▶ _Set problem_
Give every line below again, exactly.
======== Exercise inputs ========
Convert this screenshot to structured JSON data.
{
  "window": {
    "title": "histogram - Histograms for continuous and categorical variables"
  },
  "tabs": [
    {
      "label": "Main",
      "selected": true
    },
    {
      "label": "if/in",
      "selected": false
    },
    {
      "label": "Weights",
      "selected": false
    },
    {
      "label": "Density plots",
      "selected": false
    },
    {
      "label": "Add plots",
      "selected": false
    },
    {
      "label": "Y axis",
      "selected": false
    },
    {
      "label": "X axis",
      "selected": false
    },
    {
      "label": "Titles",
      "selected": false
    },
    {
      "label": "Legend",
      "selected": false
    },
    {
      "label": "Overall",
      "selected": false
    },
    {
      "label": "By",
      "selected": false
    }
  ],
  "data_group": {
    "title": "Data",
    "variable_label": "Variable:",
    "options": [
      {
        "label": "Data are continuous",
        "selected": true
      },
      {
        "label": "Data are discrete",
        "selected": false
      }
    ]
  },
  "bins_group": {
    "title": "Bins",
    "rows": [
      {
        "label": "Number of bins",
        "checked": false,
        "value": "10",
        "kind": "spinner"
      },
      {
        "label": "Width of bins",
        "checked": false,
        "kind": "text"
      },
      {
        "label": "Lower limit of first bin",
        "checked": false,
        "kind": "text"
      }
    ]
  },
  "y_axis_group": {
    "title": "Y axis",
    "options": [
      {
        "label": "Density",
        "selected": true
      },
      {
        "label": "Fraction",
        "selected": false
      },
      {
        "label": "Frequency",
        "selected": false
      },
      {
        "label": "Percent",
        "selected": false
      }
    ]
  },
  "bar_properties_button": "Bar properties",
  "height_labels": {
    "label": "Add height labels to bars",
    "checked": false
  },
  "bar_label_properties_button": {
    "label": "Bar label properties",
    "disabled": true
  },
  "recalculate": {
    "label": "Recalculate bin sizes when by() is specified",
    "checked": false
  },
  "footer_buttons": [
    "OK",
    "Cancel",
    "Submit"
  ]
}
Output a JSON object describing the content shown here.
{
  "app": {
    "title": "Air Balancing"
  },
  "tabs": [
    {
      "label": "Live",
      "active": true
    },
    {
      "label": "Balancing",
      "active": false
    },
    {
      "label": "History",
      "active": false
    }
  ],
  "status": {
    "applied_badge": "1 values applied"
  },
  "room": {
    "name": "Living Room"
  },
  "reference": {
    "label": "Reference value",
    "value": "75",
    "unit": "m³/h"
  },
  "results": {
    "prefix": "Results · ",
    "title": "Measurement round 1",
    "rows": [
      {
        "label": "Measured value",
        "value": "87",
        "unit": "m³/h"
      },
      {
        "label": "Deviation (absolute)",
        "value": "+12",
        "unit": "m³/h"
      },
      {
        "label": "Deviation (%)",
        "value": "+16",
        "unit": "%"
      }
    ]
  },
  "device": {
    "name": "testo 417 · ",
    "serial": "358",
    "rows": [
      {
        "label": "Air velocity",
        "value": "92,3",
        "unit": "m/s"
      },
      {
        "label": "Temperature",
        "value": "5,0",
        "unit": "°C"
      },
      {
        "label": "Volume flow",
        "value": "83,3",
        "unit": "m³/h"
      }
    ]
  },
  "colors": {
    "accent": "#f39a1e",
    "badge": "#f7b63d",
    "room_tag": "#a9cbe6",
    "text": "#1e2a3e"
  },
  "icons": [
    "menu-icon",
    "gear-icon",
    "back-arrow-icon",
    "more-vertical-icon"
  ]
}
========
▶ _Complete answer_
Convert this screenshot to structured JSON data.
{
  "window": {
    "title": "histogram - Histograms for continuous and categorical variables"
  },
  "tabs": [
    {
      "label": "Main",
      "selected": true
    },
    {
      "label": "if/in",
      "selected": false
    },
    {
      "label": "Weights",
      "selected": false
    },
    {
      "label": "Density plots",
      "selected": false
    },
    {
      "label": "Add plots",
      "selected": false
    },
    {
      "label": "Y axis",
      "selected": false
    },
    {
      "label": "X axis",
      "selected": false
    },
    {
      "label": "Titles",
      "selected": false
    },
    {
      "label": "Legend",
      "selected": false
    },
    {
      "label": "Overall",
      "selected": false
    },
    {
      "label": "By",
      "selected": false
    }
  ],
  "data_group": {
    "title": "Data",
    "variable_label": "Variable:",
    "options": [
      {
        "label": "Data are continuous",
        "selected": true
      },
      {
        "label": "Data are discrete",
        "selected": false
      }
    ]
  },
  "bins_group": {
    "title": "Bins",
    "rows": [
      {
        "label": "Number of bins",
        "checked": false,
        "value": "10",
        "kind": "spinner"
      },
      {
        "label": "Width of bins",
        "checked": false,
        "kind": "text"
      },
      {
        "label": "Lower limit of first bin",
        "checked": false,
        "kind": "text"
      }
    ]
  },
  "y_axis_group": {
    "title": "Y axis",
    "options": [
      {
        "label": "Density",
        "selected": true
      },
      {
        "label": "Fraction",
        "selected": false
      },
      {
        "label": "Frequency",
        "selected": false
      },
      {
        "label": "Percent",
        "selected": false
      }
    ]
  },
  "bar_properties_button": "Bar properties",
  "height_labels": {
    "label": "Add height labels to bars",
    "checked": false
  },
  "bar_label_properties_button": {
    "label": "Bar label properties",
    "disabled": true
  },
  "recalculate": {
    "label": "Recalculate bin sizes when by() is specified",
    "checked": false
  },
  "footer_buttons": [
    "OK",
    "Cancel",
    "Submit"
  ]
}
Output a JSON object describing the content shown here.
{
  "app": {
    "title": "Air Balancing"
  },
  "tabs": [
    {
      "label": "Live",
      "active": true
    },
    {
      "label": "Balancing",
      "active": false
    },
    {
      "label": "History",
      "active": false
    }
  ],
  "status": {
    "applied_badge": "1 values applied"
  },
  "room": {
    "name": "Living Room"
  },
  "reference": {
    "label": "Reference value",
    "value": "75",
    "unit": "m³/h"
  },
  "results": {
    "prefix": "Results · ",
    "title": "Measurement round 1",
    "rows": [
      {
        "label": "Measured value",
        "value": "87",
        "unit": "m³/h"
      },
      {
        "label": "Deviation (absolute)",
        "value": "+12",
        "unit": "m³/h"
      },
      {
        "label": "Deviation (%)",
        "value": "+16",
        "unit": "%"
      }
    ]
  },
  "device": {
    "name": "testo 417 · ",
    "serial": "358",
    "rows": [
      {
        "label": "Air velocity",
        "value": "92,3",
        "unit": "m/s"
      },
      {
        "label": "Temperature",
        "value": "5,0",
        "unit": "°C"
      },
      {
        "label": "Volume flow",
        "value": "83,3",
        "unit": "m³/h"
      }
    ]
  },
  "colors": {
    "accent": "#f39a1e",
    "badge": "#f7b63d",
    "room_tag": "#a9cbe6",
    "text": "#1e2a3e"
  },
  "icons": [
    "menu-icon",
    "gear-icon",
    "back-arrow-icon",
    "more-vertical-icon"
  ]
}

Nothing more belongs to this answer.